[Chart and figure data]
^^^^
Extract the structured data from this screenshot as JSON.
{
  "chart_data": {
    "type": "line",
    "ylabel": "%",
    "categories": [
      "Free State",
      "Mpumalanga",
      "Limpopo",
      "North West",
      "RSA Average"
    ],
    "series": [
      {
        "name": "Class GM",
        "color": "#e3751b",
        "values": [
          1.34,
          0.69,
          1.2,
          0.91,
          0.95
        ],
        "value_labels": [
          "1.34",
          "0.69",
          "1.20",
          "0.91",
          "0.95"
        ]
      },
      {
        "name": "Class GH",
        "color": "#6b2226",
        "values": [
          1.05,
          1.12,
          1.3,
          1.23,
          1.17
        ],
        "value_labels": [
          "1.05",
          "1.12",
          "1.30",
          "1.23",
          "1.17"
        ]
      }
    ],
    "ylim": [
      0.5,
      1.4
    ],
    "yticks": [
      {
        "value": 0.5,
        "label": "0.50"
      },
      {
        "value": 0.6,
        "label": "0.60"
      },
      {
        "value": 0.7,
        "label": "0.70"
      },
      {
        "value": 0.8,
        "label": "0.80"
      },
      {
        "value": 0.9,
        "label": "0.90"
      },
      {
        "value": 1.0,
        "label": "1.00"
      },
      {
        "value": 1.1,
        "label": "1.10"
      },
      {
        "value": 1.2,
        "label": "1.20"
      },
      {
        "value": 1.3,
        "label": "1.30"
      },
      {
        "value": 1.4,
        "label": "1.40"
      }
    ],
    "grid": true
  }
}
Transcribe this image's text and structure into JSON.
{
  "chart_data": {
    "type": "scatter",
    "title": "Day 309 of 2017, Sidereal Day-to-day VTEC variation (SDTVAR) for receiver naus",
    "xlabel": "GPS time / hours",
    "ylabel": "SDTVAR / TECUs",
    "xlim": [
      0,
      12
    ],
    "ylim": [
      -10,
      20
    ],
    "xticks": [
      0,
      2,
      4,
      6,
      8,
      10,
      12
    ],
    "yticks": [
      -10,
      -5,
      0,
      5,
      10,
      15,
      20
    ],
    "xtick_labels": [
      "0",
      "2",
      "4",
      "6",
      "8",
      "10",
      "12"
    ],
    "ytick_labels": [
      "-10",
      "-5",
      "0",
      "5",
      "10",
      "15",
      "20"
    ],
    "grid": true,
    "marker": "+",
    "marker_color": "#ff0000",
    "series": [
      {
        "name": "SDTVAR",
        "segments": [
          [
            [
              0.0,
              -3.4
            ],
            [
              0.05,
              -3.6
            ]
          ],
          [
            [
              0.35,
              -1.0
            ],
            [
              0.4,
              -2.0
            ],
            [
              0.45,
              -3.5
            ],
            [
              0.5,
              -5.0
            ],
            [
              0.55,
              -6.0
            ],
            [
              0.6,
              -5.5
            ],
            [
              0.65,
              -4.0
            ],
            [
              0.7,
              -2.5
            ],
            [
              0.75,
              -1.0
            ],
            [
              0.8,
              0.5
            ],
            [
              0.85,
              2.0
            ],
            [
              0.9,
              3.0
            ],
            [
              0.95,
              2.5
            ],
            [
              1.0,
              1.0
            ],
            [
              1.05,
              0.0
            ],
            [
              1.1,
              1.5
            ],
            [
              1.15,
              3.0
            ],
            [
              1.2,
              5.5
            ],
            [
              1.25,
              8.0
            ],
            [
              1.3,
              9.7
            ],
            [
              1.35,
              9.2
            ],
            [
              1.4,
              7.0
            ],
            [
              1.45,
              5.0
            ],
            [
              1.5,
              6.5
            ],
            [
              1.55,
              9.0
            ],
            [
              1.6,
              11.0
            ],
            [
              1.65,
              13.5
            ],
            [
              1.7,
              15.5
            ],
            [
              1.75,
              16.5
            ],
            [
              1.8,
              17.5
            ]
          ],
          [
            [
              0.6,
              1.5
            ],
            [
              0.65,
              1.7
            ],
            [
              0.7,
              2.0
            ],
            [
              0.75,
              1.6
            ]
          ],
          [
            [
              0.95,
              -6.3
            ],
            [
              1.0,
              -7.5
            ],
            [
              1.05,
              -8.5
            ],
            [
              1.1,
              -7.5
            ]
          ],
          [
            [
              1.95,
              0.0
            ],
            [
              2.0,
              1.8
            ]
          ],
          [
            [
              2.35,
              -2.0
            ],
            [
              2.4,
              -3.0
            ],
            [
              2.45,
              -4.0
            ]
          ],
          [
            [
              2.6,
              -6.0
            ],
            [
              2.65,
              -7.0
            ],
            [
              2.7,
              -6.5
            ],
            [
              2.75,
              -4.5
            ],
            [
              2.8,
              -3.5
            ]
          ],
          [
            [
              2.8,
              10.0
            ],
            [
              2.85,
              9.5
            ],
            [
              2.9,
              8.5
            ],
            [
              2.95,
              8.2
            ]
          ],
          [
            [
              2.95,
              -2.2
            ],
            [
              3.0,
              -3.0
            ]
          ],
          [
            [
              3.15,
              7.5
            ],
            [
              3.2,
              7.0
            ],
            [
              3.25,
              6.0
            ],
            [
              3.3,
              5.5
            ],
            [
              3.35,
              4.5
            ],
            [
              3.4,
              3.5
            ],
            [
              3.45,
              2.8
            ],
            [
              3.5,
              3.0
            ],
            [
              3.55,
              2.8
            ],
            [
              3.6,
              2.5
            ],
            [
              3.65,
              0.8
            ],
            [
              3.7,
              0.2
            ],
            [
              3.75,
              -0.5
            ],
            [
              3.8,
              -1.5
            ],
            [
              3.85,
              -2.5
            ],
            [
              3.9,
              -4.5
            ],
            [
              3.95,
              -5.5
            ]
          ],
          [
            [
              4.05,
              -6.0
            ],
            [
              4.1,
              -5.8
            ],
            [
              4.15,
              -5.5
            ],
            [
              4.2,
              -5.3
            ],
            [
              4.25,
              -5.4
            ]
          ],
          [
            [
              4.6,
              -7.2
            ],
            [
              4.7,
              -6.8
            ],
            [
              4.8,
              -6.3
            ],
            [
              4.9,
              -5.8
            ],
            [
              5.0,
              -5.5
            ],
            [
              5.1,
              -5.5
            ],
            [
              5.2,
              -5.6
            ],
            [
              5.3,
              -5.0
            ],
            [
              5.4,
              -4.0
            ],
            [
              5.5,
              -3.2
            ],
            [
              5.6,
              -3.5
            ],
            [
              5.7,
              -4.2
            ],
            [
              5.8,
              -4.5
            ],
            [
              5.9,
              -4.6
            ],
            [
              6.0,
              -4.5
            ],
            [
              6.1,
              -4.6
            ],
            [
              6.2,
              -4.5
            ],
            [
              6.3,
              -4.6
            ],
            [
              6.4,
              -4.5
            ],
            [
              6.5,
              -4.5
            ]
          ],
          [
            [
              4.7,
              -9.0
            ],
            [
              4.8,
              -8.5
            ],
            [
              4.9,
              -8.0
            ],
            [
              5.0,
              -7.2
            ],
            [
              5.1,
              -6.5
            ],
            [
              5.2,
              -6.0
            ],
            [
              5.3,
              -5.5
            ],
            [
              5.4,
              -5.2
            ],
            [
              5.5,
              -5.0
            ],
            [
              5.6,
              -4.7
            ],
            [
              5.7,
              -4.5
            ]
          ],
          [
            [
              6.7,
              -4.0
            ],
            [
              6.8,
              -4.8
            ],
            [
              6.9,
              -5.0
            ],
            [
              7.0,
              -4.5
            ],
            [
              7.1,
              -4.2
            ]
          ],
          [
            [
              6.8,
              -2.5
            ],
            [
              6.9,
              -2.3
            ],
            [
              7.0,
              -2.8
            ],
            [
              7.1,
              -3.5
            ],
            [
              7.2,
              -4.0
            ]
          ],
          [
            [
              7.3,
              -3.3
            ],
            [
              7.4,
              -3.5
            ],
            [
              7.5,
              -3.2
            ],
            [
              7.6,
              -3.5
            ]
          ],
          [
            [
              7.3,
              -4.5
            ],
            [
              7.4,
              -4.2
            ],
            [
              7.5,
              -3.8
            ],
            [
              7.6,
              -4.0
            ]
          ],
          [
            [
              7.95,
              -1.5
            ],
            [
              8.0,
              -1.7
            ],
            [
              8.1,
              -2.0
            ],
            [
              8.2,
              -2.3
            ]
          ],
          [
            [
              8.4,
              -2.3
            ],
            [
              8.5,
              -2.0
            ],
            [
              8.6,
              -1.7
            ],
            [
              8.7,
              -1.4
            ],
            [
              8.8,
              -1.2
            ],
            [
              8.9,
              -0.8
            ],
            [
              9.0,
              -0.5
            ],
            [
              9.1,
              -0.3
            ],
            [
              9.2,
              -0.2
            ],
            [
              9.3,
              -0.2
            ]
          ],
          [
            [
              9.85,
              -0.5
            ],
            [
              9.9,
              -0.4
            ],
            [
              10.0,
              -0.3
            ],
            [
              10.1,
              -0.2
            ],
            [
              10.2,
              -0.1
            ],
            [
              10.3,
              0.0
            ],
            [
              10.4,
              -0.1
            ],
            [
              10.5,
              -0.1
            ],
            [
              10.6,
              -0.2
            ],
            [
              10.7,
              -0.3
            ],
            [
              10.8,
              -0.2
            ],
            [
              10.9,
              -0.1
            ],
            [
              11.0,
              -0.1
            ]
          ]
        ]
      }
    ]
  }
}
^^^^
** Work to be completed **
Pick out all lines containing the string "name".

** Worked solution **
        "name": "Class GM",
        "name": "Class GH",
        "name": "SDTVAR",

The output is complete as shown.